— Task details —
Extract all lines from the data beneath that include the word "Isobe".

— Record extracts —
▬▬▬▬▬▬
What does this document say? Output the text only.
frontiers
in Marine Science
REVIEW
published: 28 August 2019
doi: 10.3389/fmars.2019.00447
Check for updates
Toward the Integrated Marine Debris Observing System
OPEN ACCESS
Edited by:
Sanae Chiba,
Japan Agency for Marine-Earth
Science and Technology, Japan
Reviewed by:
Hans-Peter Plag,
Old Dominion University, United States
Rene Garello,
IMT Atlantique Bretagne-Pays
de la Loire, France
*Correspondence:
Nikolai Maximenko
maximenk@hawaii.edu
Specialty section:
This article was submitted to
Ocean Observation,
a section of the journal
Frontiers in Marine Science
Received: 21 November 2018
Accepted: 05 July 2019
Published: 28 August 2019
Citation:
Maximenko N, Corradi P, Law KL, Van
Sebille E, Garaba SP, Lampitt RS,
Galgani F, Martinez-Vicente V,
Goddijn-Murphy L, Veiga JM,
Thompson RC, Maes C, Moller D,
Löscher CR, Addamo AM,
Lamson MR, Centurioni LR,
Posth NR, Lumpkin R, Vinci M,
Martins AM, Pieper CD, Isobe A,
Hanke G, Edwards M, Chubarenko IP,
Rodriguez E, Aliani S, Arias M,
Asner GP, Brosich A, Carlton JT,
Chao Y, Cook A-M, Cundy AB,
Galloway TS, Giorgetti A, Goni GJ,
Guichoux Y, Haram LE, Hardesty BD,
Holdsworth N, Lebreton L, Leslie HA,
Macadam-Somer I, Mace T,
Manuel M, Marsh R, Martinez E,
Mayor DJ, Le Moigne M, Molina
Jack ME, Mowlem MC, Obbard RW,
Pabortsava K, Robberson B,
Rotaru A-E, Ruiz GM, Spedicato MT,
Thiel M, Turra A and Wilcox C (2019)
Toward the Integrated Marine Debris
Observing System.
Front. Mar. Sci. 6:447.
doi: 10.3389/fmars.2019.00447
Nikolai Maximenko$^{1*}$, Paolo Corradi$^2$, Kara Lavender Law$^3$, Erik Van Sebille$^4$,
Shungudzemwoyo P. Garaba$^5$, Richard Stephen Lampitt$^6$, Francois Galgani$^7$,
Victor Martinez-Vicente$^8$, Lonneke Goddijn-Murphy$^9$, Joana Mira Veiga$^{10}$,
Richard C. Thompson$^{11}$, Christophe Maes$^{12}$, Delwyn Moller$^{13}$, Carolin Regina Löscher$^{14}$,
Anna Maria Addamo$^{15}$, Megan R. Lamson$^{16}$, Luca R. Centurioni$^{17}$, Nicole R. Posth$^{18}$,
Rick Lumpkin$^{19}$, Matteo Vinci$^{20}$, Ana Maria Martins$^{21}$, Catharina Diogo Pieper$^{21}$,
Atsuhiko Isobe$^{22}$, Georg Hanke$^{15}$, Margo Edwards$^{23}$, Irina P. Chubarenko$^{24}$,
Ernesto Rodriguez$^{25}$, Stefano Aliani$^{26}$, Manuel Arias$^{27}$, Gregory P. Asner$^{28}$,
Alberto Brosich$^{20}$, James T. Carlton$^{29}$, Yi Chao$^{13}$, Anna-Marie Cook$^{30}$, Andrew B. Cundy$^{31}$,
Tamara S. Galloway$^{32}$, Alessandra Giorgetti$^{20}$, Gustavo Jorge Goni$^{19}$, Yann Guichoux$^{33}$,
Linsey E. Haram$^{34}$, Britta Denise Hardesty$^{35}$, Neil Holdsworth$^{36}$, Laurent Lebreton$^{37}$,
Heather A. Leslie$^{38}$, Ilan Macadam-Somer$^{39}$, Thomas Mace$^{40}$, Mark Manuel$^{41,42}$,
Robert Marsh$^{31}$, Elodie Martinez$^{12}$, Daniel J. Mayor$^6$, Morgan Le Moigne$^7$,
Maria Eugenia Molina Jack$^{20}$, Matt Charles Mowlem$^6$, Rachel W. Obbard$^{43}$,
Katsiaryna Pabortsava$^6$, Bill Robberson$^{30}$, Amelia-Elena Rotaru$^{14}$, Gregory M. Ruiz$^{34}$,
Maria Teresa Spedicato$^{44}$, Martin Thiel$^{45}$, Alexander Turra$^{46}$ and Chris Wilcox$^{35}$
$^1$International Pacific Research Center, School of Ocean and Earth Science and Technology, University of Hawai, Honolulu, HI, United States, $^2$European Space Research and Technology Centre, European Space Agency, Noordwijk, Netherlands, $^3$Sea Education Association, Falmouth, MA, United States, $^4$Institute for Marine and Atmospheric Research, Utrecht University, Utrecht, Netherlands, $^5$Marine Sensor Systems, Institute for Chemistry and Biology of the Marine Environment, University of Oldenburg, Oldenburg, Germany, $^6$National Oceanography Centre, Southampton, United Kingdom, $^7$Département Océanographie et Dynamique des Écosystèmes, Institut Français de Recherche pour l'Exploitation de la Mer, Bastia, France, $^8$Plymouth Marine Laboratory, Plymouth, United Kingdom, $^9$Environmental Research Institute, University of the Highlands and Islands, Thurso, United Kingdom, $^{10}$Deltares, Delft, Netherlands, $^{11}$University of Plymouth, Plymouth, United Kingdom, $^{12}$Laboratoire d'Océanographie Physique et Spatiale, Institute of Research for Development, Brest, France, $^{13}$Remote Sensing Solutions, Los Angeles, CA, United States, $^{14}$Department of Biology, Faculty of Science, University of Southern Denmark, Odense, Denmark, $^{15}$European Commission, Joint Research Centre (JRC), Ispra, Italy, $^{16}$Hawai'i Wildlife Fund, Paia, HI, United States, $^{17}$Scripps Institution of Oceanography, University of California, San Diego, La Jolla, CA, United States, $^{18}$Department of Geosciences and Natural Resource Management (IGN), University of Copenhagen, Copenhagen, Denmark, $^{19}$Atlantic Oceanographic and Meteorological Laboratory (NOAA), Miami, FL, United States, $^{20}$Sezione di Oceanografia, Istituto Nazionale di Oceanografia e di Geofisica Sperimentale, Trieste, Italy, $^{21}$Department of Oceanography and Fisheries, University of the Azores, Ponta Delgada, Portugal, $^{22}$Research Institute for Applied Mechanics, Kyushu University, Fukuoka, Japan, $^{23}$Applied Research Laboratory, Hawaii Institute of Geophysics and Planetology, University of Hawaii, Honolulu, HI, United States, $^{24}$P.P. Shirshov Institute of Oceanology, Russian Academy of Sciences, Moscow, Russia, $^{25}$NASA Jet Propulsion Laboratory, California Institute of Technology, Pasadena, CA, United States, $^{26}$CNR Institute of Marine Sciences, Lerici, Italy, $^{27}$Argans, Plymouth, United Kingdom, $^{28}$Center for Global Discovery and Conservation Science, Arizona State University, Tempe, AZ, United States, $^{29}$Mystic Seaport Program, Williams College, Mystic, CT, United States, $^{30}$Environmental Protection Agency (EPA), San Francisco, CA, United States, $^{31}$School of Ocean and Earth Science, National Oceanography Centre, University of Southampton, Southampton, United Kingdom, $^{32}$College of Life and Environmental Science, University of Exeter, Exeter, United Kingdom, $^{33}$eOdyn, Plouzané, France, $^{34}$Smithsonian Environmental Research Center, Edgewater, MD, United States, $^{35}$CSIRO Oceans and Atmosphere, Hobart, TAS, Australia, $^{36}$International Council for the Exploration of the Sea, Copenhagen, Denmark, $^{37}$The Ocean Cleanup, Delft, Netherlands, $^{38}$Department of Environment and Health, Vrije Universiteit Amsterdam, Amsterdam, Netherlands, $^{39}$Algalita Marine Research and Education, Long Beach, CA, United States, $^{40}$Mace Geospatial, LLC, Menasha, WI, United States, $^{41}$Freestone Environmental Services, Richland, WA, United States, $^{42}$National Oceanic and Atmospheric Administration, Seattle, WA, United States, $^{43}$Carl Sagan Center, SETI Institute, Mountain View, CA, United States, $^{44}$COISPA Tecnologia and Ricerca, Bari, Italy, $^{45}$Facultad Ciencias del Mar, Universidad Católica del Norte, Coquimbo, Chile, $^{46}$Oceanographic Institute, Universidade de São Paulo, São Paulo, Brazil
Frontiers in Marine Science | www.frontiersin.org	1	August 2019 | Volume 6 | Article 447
▬▬▬▬▬▬
— Problem solution —
Martins AM, Pieper CD, Isobe A,
Atsuhiko Isobe$^{22}$, Georg Hanke$^{15}$, Margo Edwards$^{23}$, Irina P. Chubarenko$^{24}$,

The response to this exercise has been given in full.